# Entries start
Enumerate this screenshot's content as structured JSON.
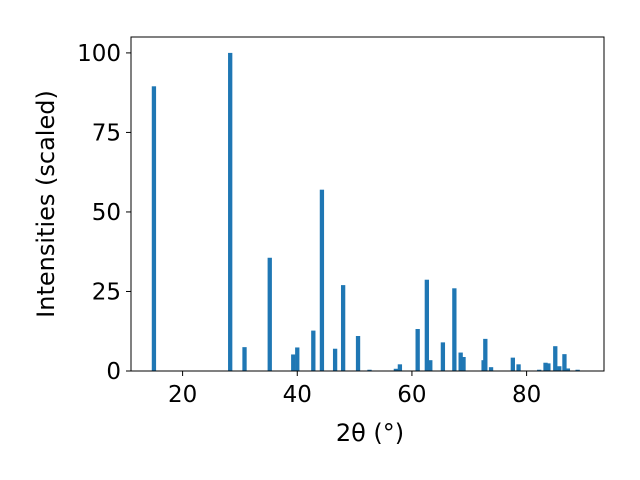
{
  "chart_data": {
    "type": "bar",
    "xlabel": "2θ (°)",
    "ylabel": "Intensities (scaled)",
    "xlim": [
      11.0,
      93.5
    ],
    "ylim": [
      0,
      105
    ],
    "x_ticks": [
      20,
      40,
      60,
      80
    ],
    "y_ticks": [
      0,
      25,
      50,
      75,
      100
    ],
    "grid": false,
    "bar_color": "#1f77b4",
    "bar_width": 0.75,
    "points": [
      {
        "x": 15.0,
        "y": 89.5
      },
      {
        "x": 28.3,
        "y": 100.0
      },
      {
        "x": 30.8,
        "y": 7.5
      },
      {
        "x": 35.2,
        "y": 35.6
      },
      {
        "x": 39.3,
        "y": 5.2
      },
      {
        "x": 40.0,
        "y": 7.4
      },
      {
        "x": 42.8,
        "y": 12.7
      },
      {
        "x": 44.3,
        "y": 57.0
      },
      {
        "x": 46.6,
        "y": 7.0
      },
      {
        "x": 48.0,
        "y": 27.0
      },
      {
        "x": 50.6,
        "y": 11.0
      },
      {
        "x": 52.6,
        "y": 0.4
      },
      {
        "x": 57.2,
        "y": 0.7
      },
      {
        "x": 57.9,
        "y": 2.1
      },
      {
        "x": 61.0,
        "y": 13.2
      },
      {
        "x": 62.6,
        "y": 28.7
      },
      {
        "x": 63.2,
        "y": 3.4
      },
      {
        "x": 65.4,
        "y": 9.0
      },
      {
        "x": 67.4,
        "y": 26.0
      },
      {
        "x": 68.5,
        "y": 5.8
      },
      {
        "x": 69.0,
        "y": 4.4
      },
      {
        "x": 72.5,
        "y": 3.4
      },
      {
        "x": 72.8,
        "y": 10.1
      },
      {
        "x": 73.8,
        "y": 1.2
      },
      {
        "x": 77.6,
        "y": 4.2
      },
      {
        "x": 78.6,
        "y": 2.1
      },
      {
        "x": 82.2,
        "y": 0.4
      },
      {
        "x": 83.3,
        "y": 2.6
      },
      {
        "x": 83.8,
        "y": 2.4
      },
      {
        "x": 85.0,
        "y": 7.8
      },
      {
        "x": 85.7,
        "y": 1.5
      },
      {
        "x": 86.6,
        "y": 5.3
      },
      {
        "x": 87.2,
        "y": 0.8
      },
      {
        "x": 88.9,
        "y": 0.4
      }
    ]
  }
}
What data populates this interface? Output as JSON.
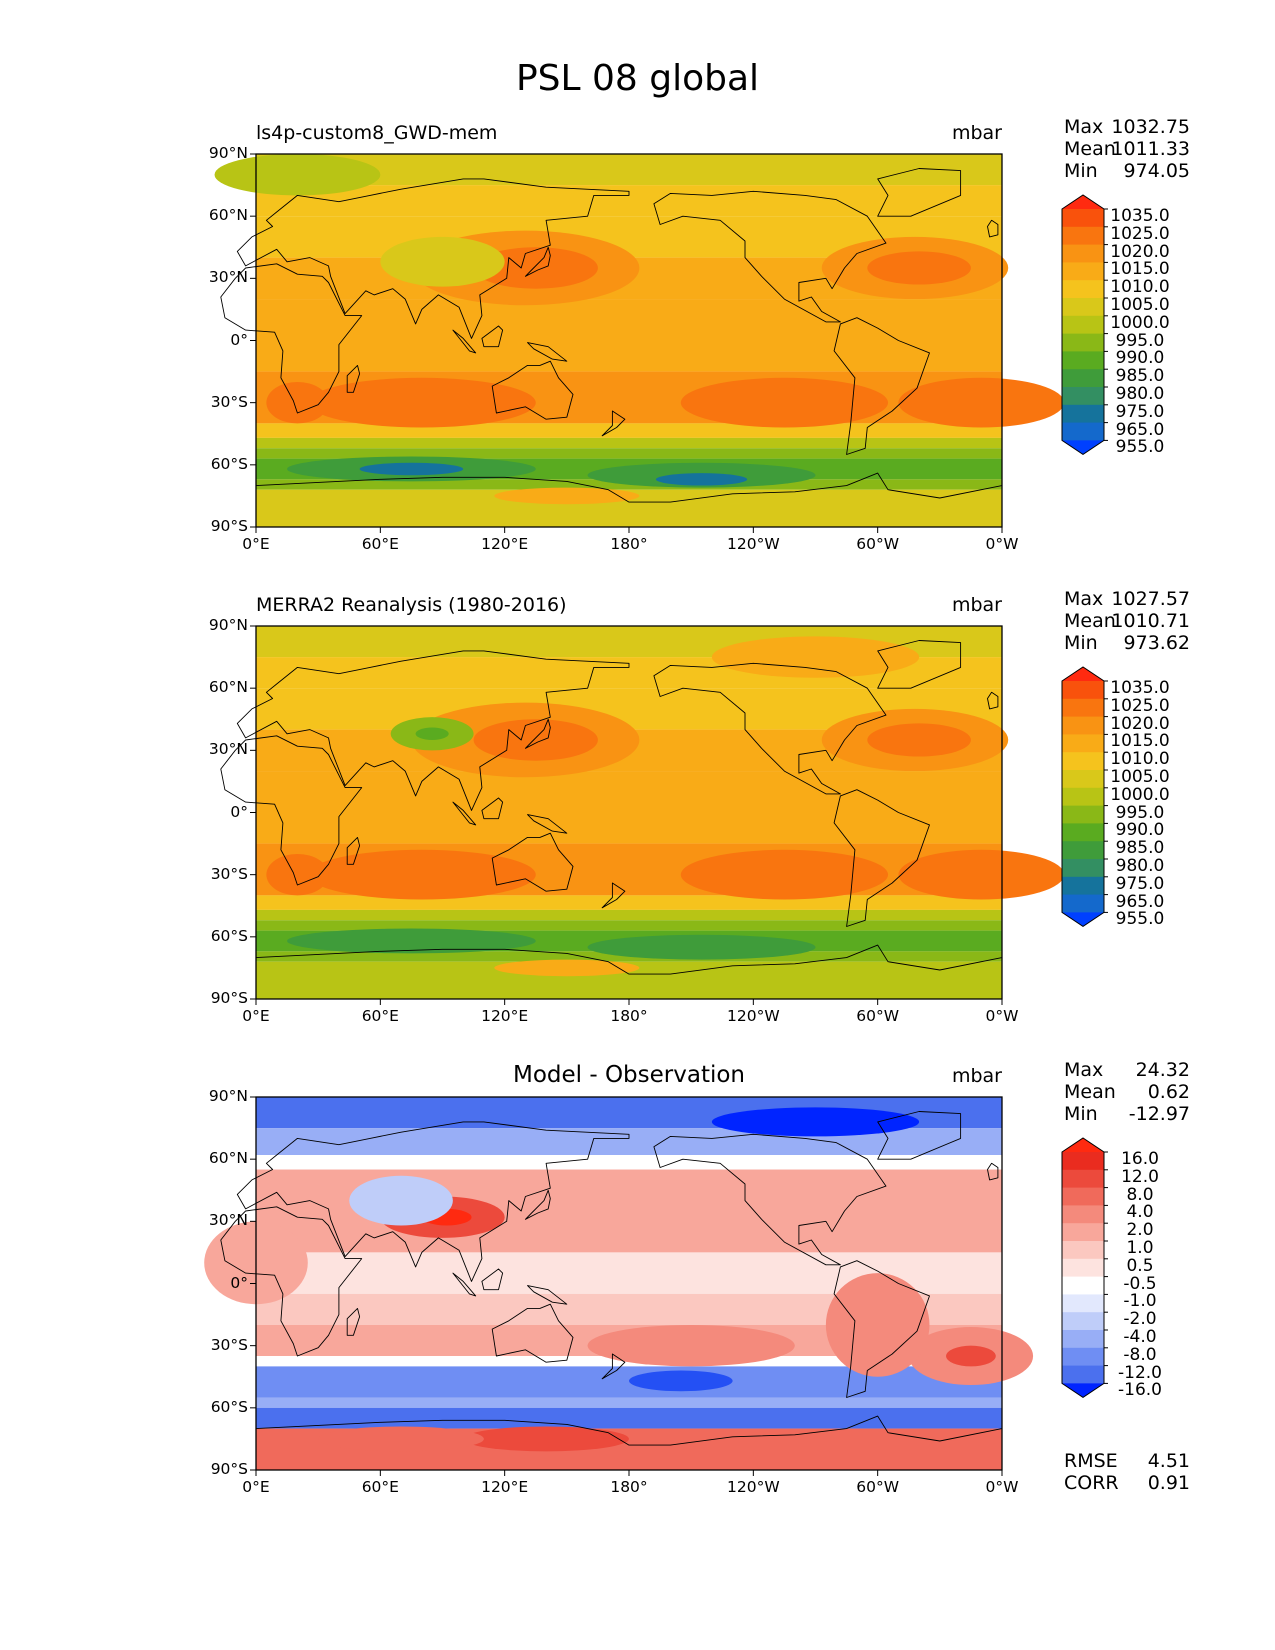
{
  "figure": {
    "title": "PSL 08 global"
  },
  "colors": {
    "abs_levels": [
      "#0040ff",
      "#1469cc",
      "#15739c",
      "#338f62",
      "#3f9c3a",
      "#5aab20",
      "#8ab817",
      "#b8c415",
      "#d9c81a",
      "#f5c31d",
      "#f9ab17",
      "#f99313",
      "#f9750f",
      "#f9520c",
      "#ff2a10"
    ],
    "diff_levels": [
      "#0024ff",
      "#2450f4",
      "#4b70ee",
      "#6f8ef3",
      "#98aef6",
      "#bfcdf9",
      "#e2e8fd",
      "#ffffff",
      "#fde3df",
      "#fbc8c0",
      "#f8a79b",
      "#f48a7c",
      "#f06a5b",
      "#ec4a3c",
      "#ea2c1f",
      "#ff2a10"
    ],
    "land_line": "#000000"
  },
  "panels": [
    {
      "id": "model",
      "title": "ls4p-custom8_GWD-mem",
      "units": "mbar",
      "stats": {
        "max_label": "Max",
        "max": "1032.75",
        "mean_label": "Mean",
        "mean": "1011.33",
        "min_label": "Min",
        "min": "974.05"
      }
    },
    {
      "id": "obs",
      "title": "MERRA2 Reanalysis (1980-2016)",
      "units": "mbar",
      "stats": {
        "max_label": "Max",
        "max": "1027.57",
        "mean_label": "Mean",
        "mean": "1010.71",
        "min_label": "Min",
        "min": "973.62"
      }
    },
    {
      "id": "diff",
      "title": "Model - Observation",
      "units": "mbar",
      "stats": {
        "max_label": "Max",
        "max": "24.32",
        "mean_label": "Mean",
        "mean": "0.62",
        "min_label": "Min",
        "min": "-12.97"
      },
      "extra": {
        "rmse_label": "RMSE",
        "rmse": "4.51",
        "corr_label": "CORR",
        "corr": "0.91"
      }
    }
  ],
  "chart_data": [
    {
      "type": "heatmap",
      "title": "ls4p-custom8_GWD-mem",
      "units": "mbar",
      "x_ticks": [
        "0°E",
        "60°E",
        "120°E",
        "180°",
        "120°W",
        "60°W",
        "0°W"
      ],
      "y_ticks": [
        "90°N",
        "60°N",
        "30°N",
        "0°",
        "30°S",
        "60°S",
        "90°S"
      ],
      "xlim": [
        0,
        360
      ],
      "ylim": [
        -90,
        90
      ],
      "colorbar_levels": [
        "1035.0",
        "1025.0",
        "1020.0",
        "1015.0",
        "1010.0",
        "1005.0",
        "1000.0",
        "995.0",
        "990.0",
        "985.0",
        "980.0",
        "975.0",
        "965.0",
        "955.0"
      ],
      "max": 1032.75,
      "mean": 1011.33,
      "min": 974.05
    },
    {
      "type": "heatmap",
      "title": "MERRA2 Reanalysis (1980-2016)",
      "units": "mbar",
      "x_ticks": [
        "0°E",
        "60°E",
        "120°E",
        "180°",
        "120°W",
        "60°W",
        "0°W"
      ],
      "y_ticks": [
        "90°N",
        "60°N",
        "30°N",
        "0°",
        "30°S",
        "60°S",
        "90°S"
      ],
      "xlim": [
        0,
        360
      ],
      "ylim": [
        -90,
        90
      ],
      "colorbar_levels": [
        "1035.0",
        "1025.0",
        "1020.0",
        "1015.0",
        "1010.0",
        "1005.0",
        "1000.0",
        "995.0",
        "990.0",
        "985.0",
        "980.0",
        "975.0",
        "965.0",
        "955.0"
      ],
      "max": 1027.57,
      "mean": 1010.71,
      "min": 973.62
    },
    {
      "type": "heatmap",
      "title": "Model - Observation",
      "units": "mbar",
      "x_ticks": [
        "0°E",
        "60°E",
        "120°E",
        "180°",
        "120°W",
        "60°W",
        "0°W"
      ],
      "y_ticks": [
        "90°N",
        "60°N",
        "30°N",
        "0°",
        "30°S",
        "60°S",
        "90°S"
      ],
      "xlim": [
        0,
        360
      ],
      "ylim": [
        -90,
        90
      ],
      "colorbar_levels": [
        "16.0",
        "12.0",
        "8.0",
        "4.0",
        "2.0",
        "1.0",
        "0.5",
        "-0.5",
        "-1.0",
        "-2.0",
        "-4.0",
        "-8.0",
        "-12.0",
        "-16.0"
      ],
      "max": 24.32,
      "mean": 0.62,
      "min": -12.97,
      "rmse": 4.51,
      "corr": 0.91
    }
  ]
}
# Entries end
* _Stated goal_
Copy every line of the data word for word, omitting the images.

* _Task solution_
Enumerate this screenshot's content as structured JSON.
{
  "chart_data": {
    "type": "bar",
    "xlabel": "2θ (°)",
    "ylabel": "Intensities (scaled)",
    "xlim": [
      11.0,
      93.5
    ],
    "ylim": [
      0,
      105
    ],
    "x_ticks": [
      20,
      40,
      60,
      80
    ],
    "y_ticks": [
      0,
      25,
      50,
      75,
      100
    ],
    "grid": false,
    "bar_color": "#1f77b4",
    "bar_width": 0.75,
    "points": [
      {
        "x": 15.0,
        "y": 89.5
      },
      {
        "x": 28.3,
        "y": 100.0
      },
      {
        "x": 30.8,
        "y": 7.5
      },
      {
        "x": 35.2,
        "y": 35.6
      },
      {
        "x": 39.3,
        "y": 5.2
      },
      {
        "x": 40.0,
        "y": 7.4
      },
      {
        "x": 42.8,
        "y": 12.7
      },
      {
        "x": 44.3,
        "y": 57.0
      },
      {
        "x": 46.6,
        "y": 7.0
      },
      {
        "x": 48.0,
        "y": 27.0
      },
      {
        "x": 50.6,
        "y": 11.0
      },
      {
        "x": 52.6,
        "y": 0.4
      },
      {
        "x": 57.2,
        "y": 0.7
      },
      {
        "x": 57.9,
        "y": 2.1
      },
      {
        "x": 61.0,
        "y": 13.2
      },
      {
        "x": 62.6,
        "y": 28.7
      },
      {
        "x": 63.2,
        "y": 3.4
      },
      {
        "x": 65.4,
        "y": 9.0
      },
      {
        "x": 67.4,
        "y": 26.0
      },
      {
        "x": 68.5,
        "y": 5.8
      },
      {
        "x": 69.0,
        "y": 4.4
      },
      {
        "x": 72.5,
        "y": 3.4
      },
      {
        "x": 72.8,
        "y": 10.1
      },
      {
        "x": 73.8,
        "y": 1.2
      },
      {
        "x": 77.6,
        "y": 4.2
      },
      {
        "x": 78.6,
        "y": 2.1
      },
      {
        "x": 82.2,
        "y": 0.4
      },
      {
        "x": 83.3,
        "y": 2.6
      },
      {
        "x": 83.8,
        "y": 2.4
      },
      {
        "x": 85.0,
        "y": 7.8
      },
      {
        "x": 85.7,
        "y": 1.5
      },
      {
        "x": 86.6,
        "y": 5.3
      },
      {
        "x": 87.2,
        "y": 0.8
      },
      {
        "x": 88.9,
        "y": 0.4
      }
    ]
  }
}
What data populates this interface? Output as JSON.
{
  "figure": {
    "title": "PSL 08 global"
  },
  "colors": {
    "abs_levels": [
      "#0040ff",
      "#1469cc",
      "#15739c",
      "#338f62",
      "#3f9c3a",
      "#5aab20",
      "#8ab817",
      "#b8c415",
      "#d9c81a",
      "#f5c31d",
      "#f9ab17",
      "#f99313",
      "#f9750f",
      "#f9520c",
      "#ff2a10"
    ],
    "diff_levels": [
      "#0024ff",
      "#2450f4",
      "#4b70ee",
      "#6f8ef3",
      "#98aef6",
      "#bfcdf9",
      "#e2e8fd",
      "#ffffff",
      "#fde3df",
      "#fbc8c0",
      "#f8a79b",
      "#f48a7c",
      "#f06a5b",
      "#ec4a3c",
      "#ea2c1f",
      "#ff2a10"
    ],
    "land_line": "#000000"
  },
  "panels": [
    {
      "id": "model",
      "title": "ls4p-custom8_GWD-mem",
      "units": "mbar",
      "stats": {
        "max_label": "Max",
        "max": "1032.75",
        "mean_label": "Mean",
        "mean": "1011.33",
        "min_label": "Min",
        "min": "974.05"
      }
    },
    {
      "id": "obs",
      "title": "MERRA2 Reanalysis (1980-2016)",
      "units": "mbar",
      "stats": {
        "max_label": "Max",
        "max": "1027.57",
        "mean_label": "Mean",
        "mean": "1010.71",
        "min_label": "Min",
        "min": "973.62"
      }
    },
    {
      "id": "diff",
      "title": "Model - Observation",
      "units": "mbar",
      "stats": {
        "max_label": "Max",
        "max": "24.32",
        "mean_label": "Mean",
        "mean": "0.62",
        "min_label": "Min",
        "min": "-12.97"
      },
      "extra": {
        "rmse_label": "RMSE",
        "rmse": "4.51",
        "corr_label": "CORR",
        "corr": "0.91"
      }
    }
  ],
  "chart_data": [
    {
      "type": "heatmap",
      "title": "ls4p-custom8_GWD-mem",
      "units": "mbar",
      "x_ticks": [
        "0°E",
        "60°E",
        "120°E",
        "180°",
        "120°W",
        "60°W",
        "0°W"
      ],
      "y_ticks": [
        "90°N",
        "60°N",
        "30°N",
        "0°",
        "30°S",
        "60°S",
        "90°S"
      ],
      "xlim": [
        0,
        360
      ],
      "ylim": [
        -90,
        90
      ],
      "colorbar_levels": [
        "1035.0",
        "1025.0",
        "1020.0",
        "1015.0",
        "1010.0",
        "1005.0",
        "1000.0",
        "995.0",
        "990.0",
        "985.0",
        "980.0",
        "975.0",
        "965.0",
        "955.0"
      ],
      "max": 1032.75,
      "mean": 1011.33,
      "min": 974.05
    },
    {
      "type": "heatmap",
      "title": "MERRA2 Reanalysis (1980-2016)",
      "units": "mbar",
      "x_ticks": [
        "0°E",
        "60°E",
        "120°E",
        "180°",
        "120°W",
        "60°W",
        "0°W"
      ],
      "y_ticks": [
        "90°N",
        "60°N",
        "30°N",
        "0°",
        "30°S",
        "60°S",
        "90°S"
      ],
      "xlim": [
        0,
        360
      ],
      "ylim": [
        -90,
        90
      ],
      "colorbar_levels": [
        "1035.0",
        "1025.0",
        "1020.0",
        "1015.0",
        "1010.0",
        "1005.0",
        "1000.0",
        "995.0",
        "990.0",
        "985.0",
        "980.0",
        "975.0",
        "965.0",
        "955.0"
      ],
      "max": 1027.57,
      "mean": 1010.71,
      "min": 973.62
    },
    {
      "type": "heatmap",
      "title": "Model - Observation",
      "units": "mbar",
      "x_ticks": [
        "0°E",
        "60°E",
        "120°E",
        "180°",
        "120°W",
        "60°W",
        "0°W"
      ],
      "y_ticks": [
        "90°N",
        "60°N",
        "30°N",
        "0°",
        "30°S",
        "60°S",
        "90°S"
      ],
      "xlim": [
        0,
        360
      ],
      "ylim": [
        -90,
        90
      ],
      "colorbar_levels": [
        "16.0",
        "12.0",
        "8.0",
        "4.0",
        "2.0",
        "1.0",
        "0.5",
        "-0.5",
        "-1.0",
        "-2.0",
        "-4.0",
        "-8.0",
        "-12.0",
        "-16.0"
      ],
      "max": 24.32,
      "mean": 0.62,
      "min": -12.97,
      "rmse": 4.51,
      "corr": 0.91
    }
  ]
}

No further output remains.